AIM OF THE TASK:
In the entries below, find every line holding the string "seguido" and collect it.

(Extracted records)
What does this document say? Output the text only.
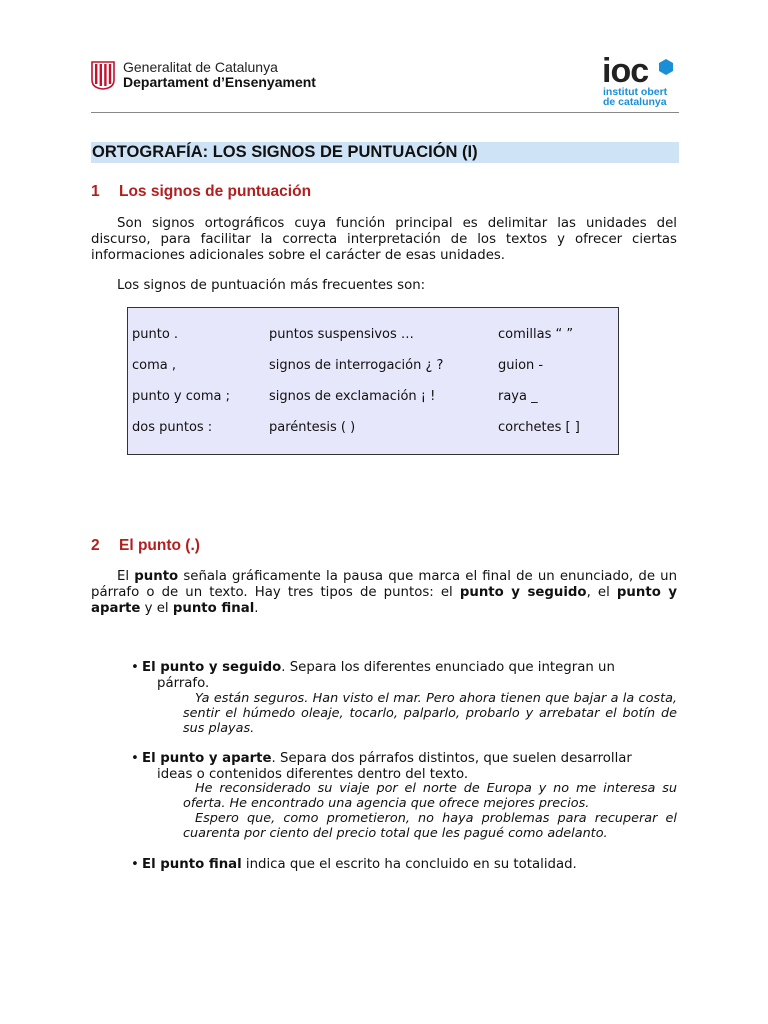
Generalitat de Catalunya
Departament d’Ensenyament	ioc
institut obert
de catalunya
ORTOGRAFÍA: LOS SIGNOS DE PUNTUACIÓN (I)
1 Los signos de puntuación
Son signos ortográficos cuya función principal es delimitar las unidades del discurso, para facilitar la correcta interpretación de los textos y ofrecer ciertas informaciones adicionales sobre el carácter de esas unidades.
Los signos de puntuación más frecuentes son:
punto .	puntos suspensivos …	comillas “ ”
coma ,	signos de interrogación ¿ ?	guion -
punto y coma ;	signos de exclamación ¡ !	raya _
dos puntos :	paréntesis ( )	corchetes [ ]
2 El punto (.)
El punto señala gráficamente la pausa que marca el final de un enunciado, de un párrafo o de un texto. Hay tres tipos de puntos: el punto y seguido, el punto y aparte y el punto final.
• El punto y seguido. Separa los diferentes enunciado que integran un
párrafo.
Ya están seguros. Han visto el mar. Pero ahora tienen que bajar a la costa, sentir el húmedo oleaje, tocarlo, palparlo, probarlo y arrebatar el botín de sus playas.
• El punto y aparte. Separa dos párrafos distintos, que suelen desarrollar
ideas o contenidos diferentes dentro del texto.
He reconsiderado su viaje por el norte de Europa y no me interesa su oferta. He encontrado una agencia que ofrece mejores precios.
Espero que, como prometieron, no haya problemas para recuperar el cuarenta por ciento del precio total que les pagué como adelanto.
• El punto final indica que el escrito ha concluido en su totalidad.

TASK RESPONSE:
El punto señala gráficamente la pausa que marca el final de un enunciado, de un párrafo o de un texto. Hay tres tipos de puntos: el punto y seguido, el punto y aparte y el punto final.
• El punto y seguido. Separa los diferentes enunciado que integran un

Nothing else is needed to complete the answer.